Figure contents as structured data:

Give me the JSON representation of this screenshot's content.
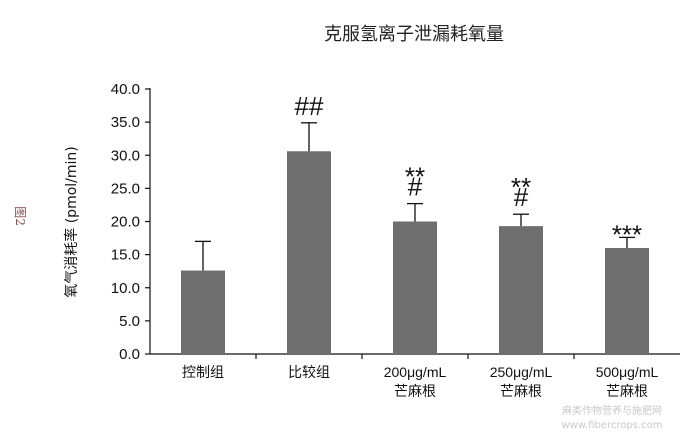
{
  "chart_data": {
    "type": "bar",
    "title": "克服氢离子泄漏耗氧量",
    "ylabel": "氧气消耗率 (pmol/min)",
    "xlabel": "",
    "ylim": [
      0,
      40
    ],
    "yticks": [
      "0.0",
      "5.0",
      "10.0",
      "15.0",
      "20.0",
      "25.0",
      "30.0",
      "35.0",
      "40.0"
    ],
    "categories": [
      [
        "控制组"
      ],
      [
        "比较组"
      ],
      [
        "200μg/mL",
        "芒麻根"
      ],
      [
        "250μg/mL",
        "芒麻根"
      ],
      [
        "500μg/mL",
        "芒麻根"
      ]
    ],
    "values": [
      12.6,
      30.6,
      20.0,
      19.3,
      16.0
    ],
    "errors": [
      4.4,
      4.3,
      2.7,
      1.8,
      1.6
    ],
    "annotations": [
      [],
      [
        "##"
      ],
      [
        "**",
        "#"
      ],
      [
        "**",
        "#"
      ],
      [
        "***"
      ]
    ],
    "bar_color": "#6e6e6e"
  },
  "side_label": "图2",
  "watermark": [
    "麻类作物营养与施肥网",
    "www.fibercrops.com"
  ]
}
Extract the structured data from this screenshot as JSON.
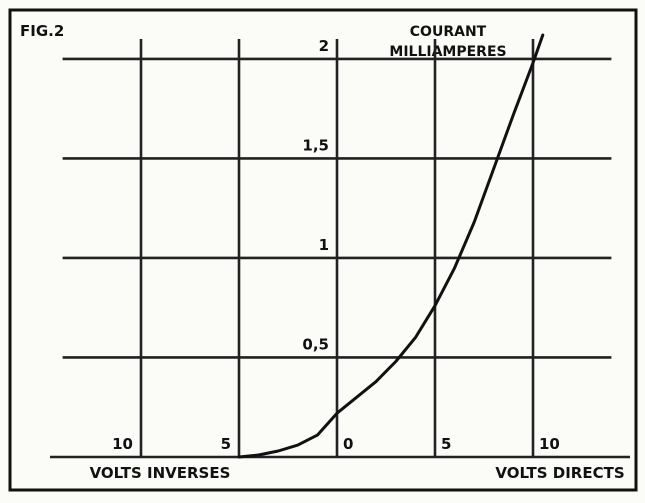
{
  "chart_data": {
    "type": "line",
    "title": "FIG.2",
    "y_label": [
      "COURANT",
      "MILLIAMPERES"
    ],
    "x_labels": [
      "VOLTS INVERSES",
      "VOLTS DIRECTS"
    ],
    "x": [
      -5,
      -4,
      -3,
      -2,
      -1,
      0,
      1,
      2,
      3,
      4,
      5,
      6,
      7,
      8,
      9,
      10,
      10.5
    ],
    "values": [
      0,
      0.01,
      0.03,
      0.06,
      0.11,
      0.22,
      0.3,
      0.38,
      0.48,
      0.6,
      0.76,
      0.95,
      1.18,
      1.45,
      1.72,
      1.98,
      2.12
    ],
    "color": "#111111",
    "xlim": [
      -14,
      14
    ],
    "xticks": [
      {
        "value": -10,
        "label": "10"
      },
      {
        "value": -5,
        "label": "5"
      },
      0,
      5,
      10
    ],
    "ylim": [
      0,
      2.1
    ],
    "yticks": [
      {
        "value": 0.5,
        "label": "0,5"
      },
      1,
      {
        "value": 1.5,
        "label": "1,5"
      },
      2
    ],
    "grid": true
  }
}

* Goal of the exercise
Without the pictures, restate each entry exactly.

* Written solution
Give me the JSON representation of this screenshot's content.
{
  "chart_data": {
    "type": "bar",
    "title": "克服氢离子泄漏耗氧量",
    "ylabel": "氧气消耗率 (pmol/min)",
    "xlabel": "",
    "ylim": [
      0,
      40
    ],
    "yticks": [
      "0.0",
      "5.0",
      "10.0",
      "15.0",
      "20.0",
      "25.0",
      "30.0",
      "35.0",
      "40.0"
    ],
    "categories": [
      [
        "控制组"
      ],
      [
        "比较组"
      ],
      [
        "200μg/mL",
        "芒麻根"
      ],
      [
        "250μg/mL",
        "芒麻根"
      ],
      [
        "500μg/mL",
        "芒麻根"
      ]
    ],
    "values": [
      12.6,
      30.6,
      20.0,
      19.3,
      16.0
    ],
    "errors": [
      4.4,
      4.3,
      2.7,
      1.8,
      1.6
    ],
    "annotations": [
      [],
      [
        "##"
      ],
      [
        "**",
        "#"
      ],
      [
        "**",
        "#"
      ],
      [
        "***"
      ]
    ],
    "bar_color": "#6e6e6e"
  },
  "side_label": "图2",
  "watermark": [
    "麻类作物营养与施肥网",
    "www.fibercrops.com"
  ]
}
Extract the structured data from this screenshot as JSON.
{
  "chart_data": {
    "type": "line",
    "title": "FIG.2",
    "y_label": [
      "COURANT",
      "MILLIAMPERES"
    ],
    "x_labels": [
      "VOLTS INVERSES",
      "VOLTS DIRECTS"
    ],
    "x": [
      -5,
      -4,
      -3,
      -2,
      -1,
      0,
      1,
      2,
      3,
      4,
      5,
      6,
      7,
      8,
      9,
      10,
      10.5
    ],
    "values": [
      0,
      0.01,
      0.03,
      0.06,
      0.11,
      0.22,
      0.3,
      0.38,
      0.48,
      0.6,
      0.76,
      0.95,
      1.18,
      1.45,
      1.72,
      1.98,
      2.12
    ],
    "color": "#111111",
    "xlim": [
      -14,
      14
    ],
    "xticks": [
      {
        "value": -10,
        "label": "10"
      },
      {
        "value": -5,
        "label": "5"
      },
      0,
      5,
      10
    ],
    "ylim": [
      0,
      2.1
    ],
    "yticks": [
      {
        "value": 0.5,
        "label": "0,5"
      },
      1,
      {
        "value": 1.5,
        "label": "1,5"
      },
      2
    ],
    "grid": true
  }
}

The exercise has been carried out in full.